## GOAL OF THE EXERCISE:
Transcribe the entries that follow exactly as they appear, minus pictures.
## begin INPUT
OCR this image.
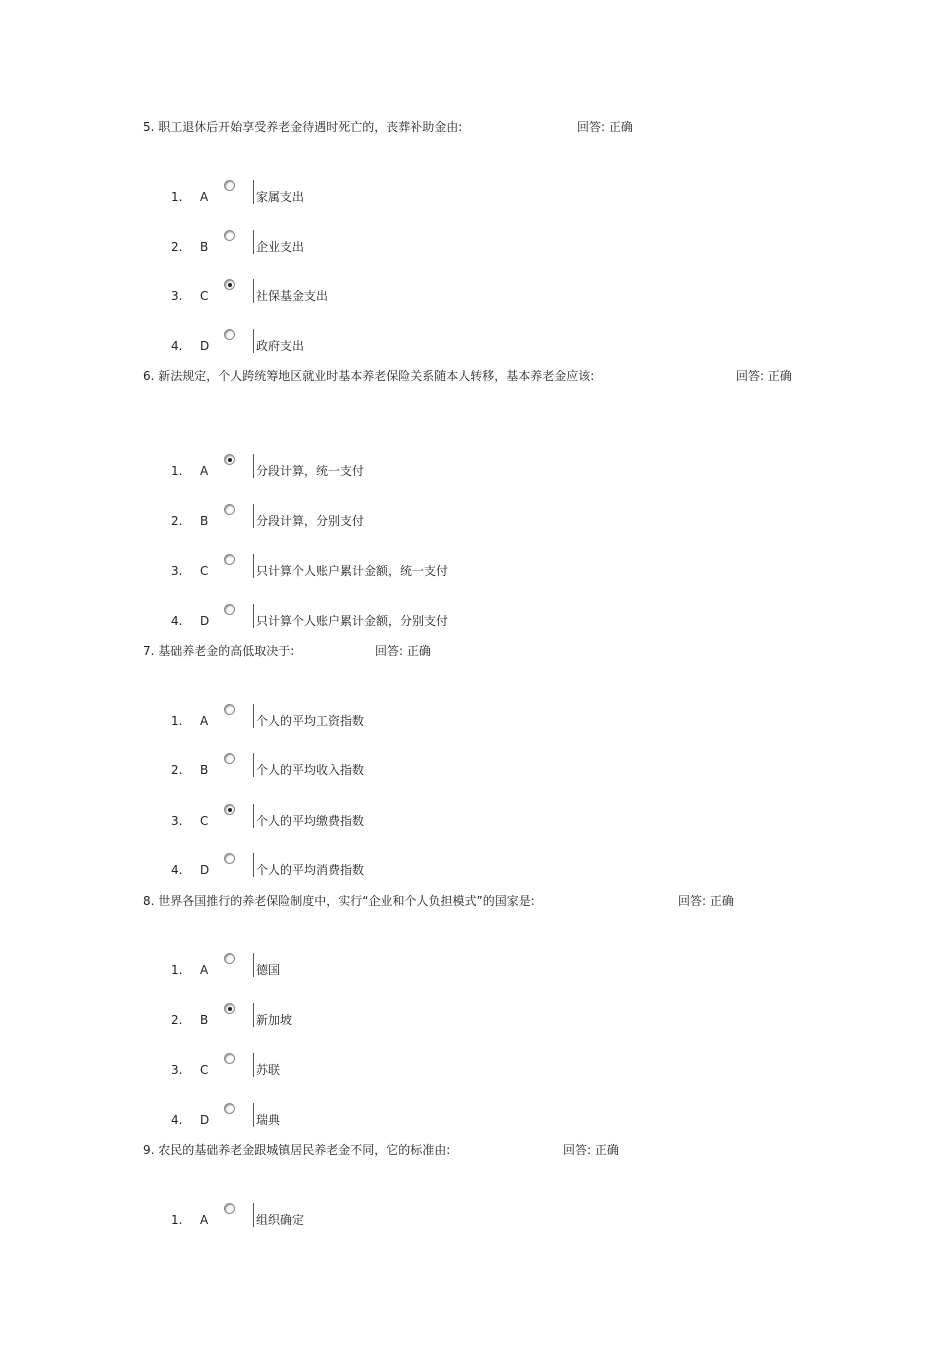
5. 职工退休后开始享受养老金待遇时死亡的，丧葬补助金由:	回答: 正确
1. A	家属支出
2. B	企业支出
3. C	社保基金支出
4. D	政府支出
6. 新法规定，个人跨统筹地区就业时基本养老保险关系随本人转移，基本养老金应该:	回答: 正确
1. A	分段计算，统一支付
2. B	分段计算，分别支付
3. C	只计算个人账户累计金额，统一支付
4. D	只计算个人账户累计金额，分别支付
7. 基础养老金的高低取决于:	回答: 正确
1. A	个人的平均工资指数
2. B	个人的平均收入指数
3. C	个人的平均缴费指数
4. D	个人的平均消费指数
8. 世界各国推行的养老保险制度中，实行“企业和个人负担模式”的国家是:	回答: 正确
1. A	德国
2. B	新加坡
3. C	苏联
4. D	瑞典
9. 农民的基础养老金跟城镇居民养老金不同，它的标准由:	回答: 正确
1. A	组织确定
## end INPUT
## ANSWER TO THIS PROBLEM:
OCR this image.
5. 职工退休后开始享受养老金待遇时死亡的，丧葬补助金由:	回答: 正确
1. A	家属支出
2. B	企业支出
3. C	社保基金支出
4. D	政府支出
6. 新法规定，个人跨统筹地区就业时基本养老保险关系随本人转移，基本养老金应该:	回答: 正确
1. A	分段计算，统一支付
2. B	分段计算，分别支付
3. C	只计算个人账户累计金额，统一支付
4. D	只计算个人账户累计金额，分别支付
7. 基础养老金的高低取决于:	回答: 正确
1. A	个人的平均工资指数
2. B	个人的平均收入指数
3. C	个人的平均缴费指数
4. D	个人的平均消费指数
8. 世界各国推行的养老保险制度中，实行“企业和个人负担模式”的国家是:	回答: 正确
1. A	德国
2. B	新加坡
3. C	苏联
4. D	瑞典
9. 农民的基础养老金跟城镇居民养老金不同，它的标准由:	回答: 正确
1. A	组织确定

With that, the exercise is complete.